start Exercise material
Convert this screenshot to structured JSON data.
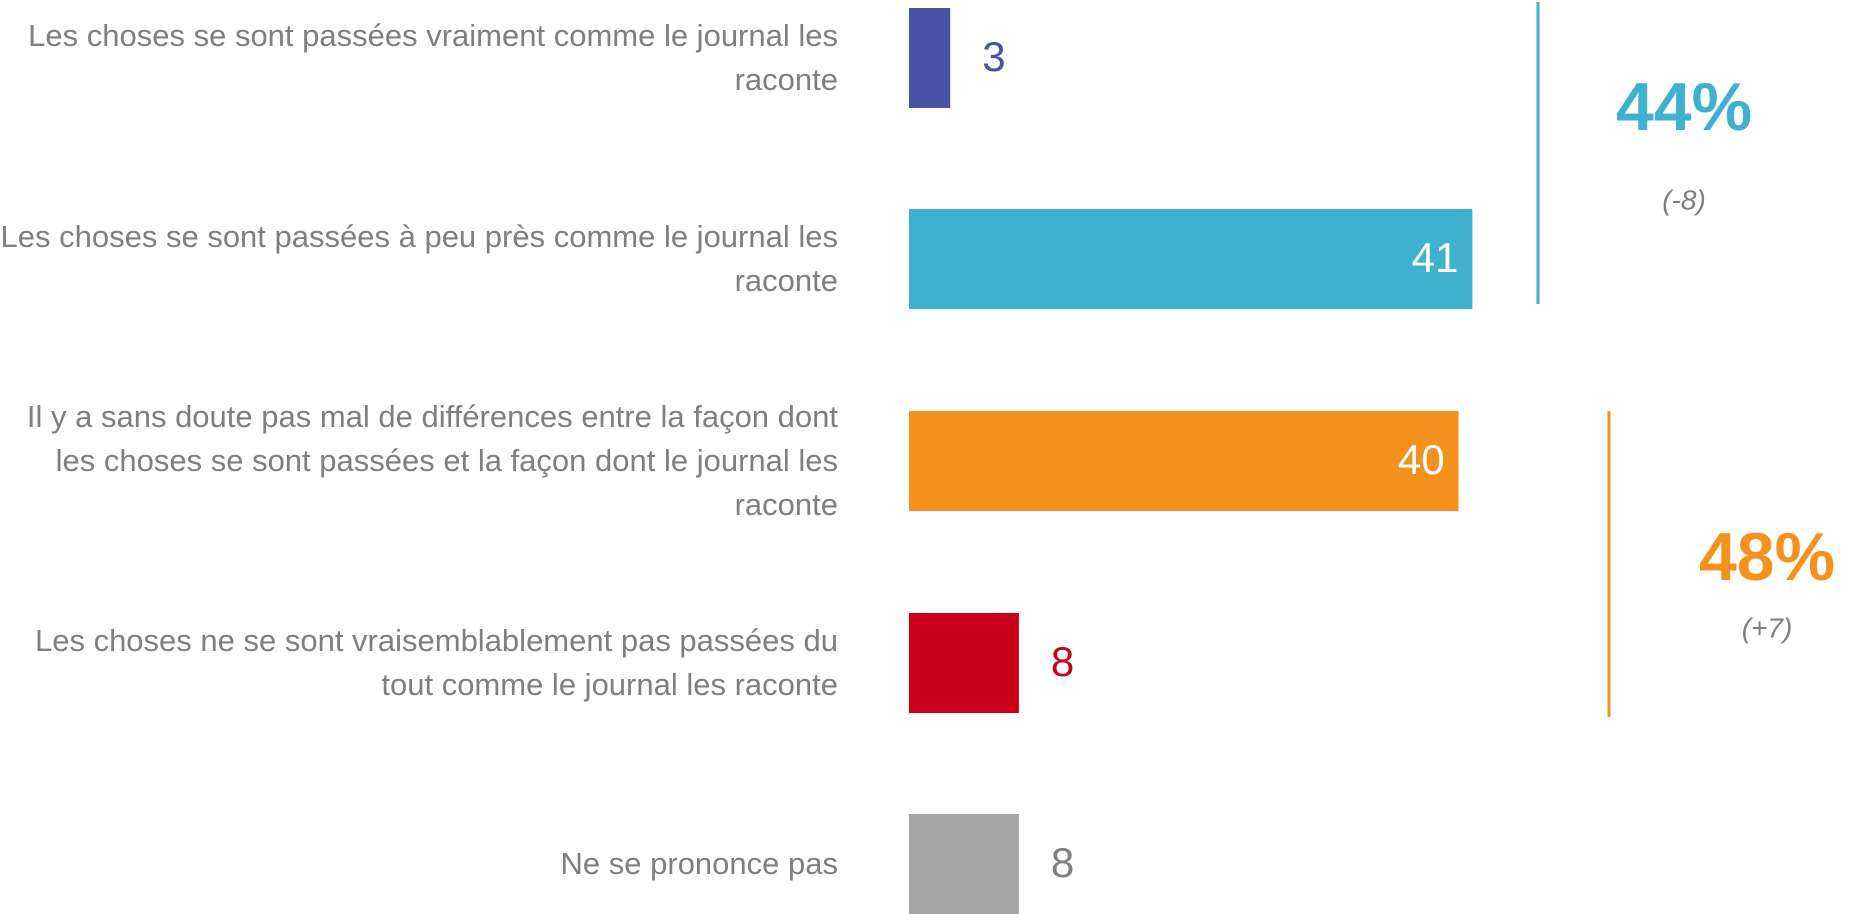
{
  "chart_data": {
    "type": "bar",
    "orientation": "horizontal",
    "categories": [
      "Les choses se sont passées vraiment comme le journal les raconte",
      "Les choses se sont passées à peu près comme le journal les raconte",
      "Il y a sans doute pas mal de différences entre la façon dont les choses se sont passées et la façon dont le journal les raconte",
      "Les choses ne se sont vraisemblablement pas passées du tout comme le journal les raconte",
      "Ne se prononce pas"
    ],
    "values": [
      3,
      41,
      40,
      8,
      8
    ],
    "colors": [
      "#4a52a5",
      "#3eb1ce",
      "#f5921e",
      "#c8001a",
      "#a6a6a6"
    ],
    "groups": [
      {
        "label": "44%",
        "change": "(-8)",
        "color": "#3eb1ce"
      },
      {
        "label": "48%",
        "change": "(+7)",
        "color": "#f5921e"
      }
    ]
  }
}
end Exercise material
start Exercise material
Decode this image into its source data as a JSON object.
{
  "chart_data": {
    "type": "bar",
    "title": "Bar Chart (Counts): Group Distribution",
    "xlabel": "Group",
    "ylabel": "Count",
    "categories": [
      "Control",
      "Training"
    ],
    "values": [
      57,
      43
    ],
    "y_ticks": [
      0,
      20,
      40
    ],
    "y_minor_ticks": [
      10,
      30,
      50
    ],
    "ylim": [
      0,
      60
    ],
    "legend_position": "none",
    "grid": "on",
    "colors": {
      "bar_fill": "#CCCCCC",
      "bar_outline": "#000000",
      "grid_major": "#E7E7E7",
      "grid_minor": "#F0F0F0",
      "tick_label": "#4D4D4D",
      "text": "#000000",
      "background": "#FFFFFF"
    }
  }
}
end Exercise material
▶ [Exercise requirements]
Copy every single line of the material above that holds "this".

▶ [Result]
Convert this screenshot to structured JSON data.
Decode this image into its source data as a JSON object.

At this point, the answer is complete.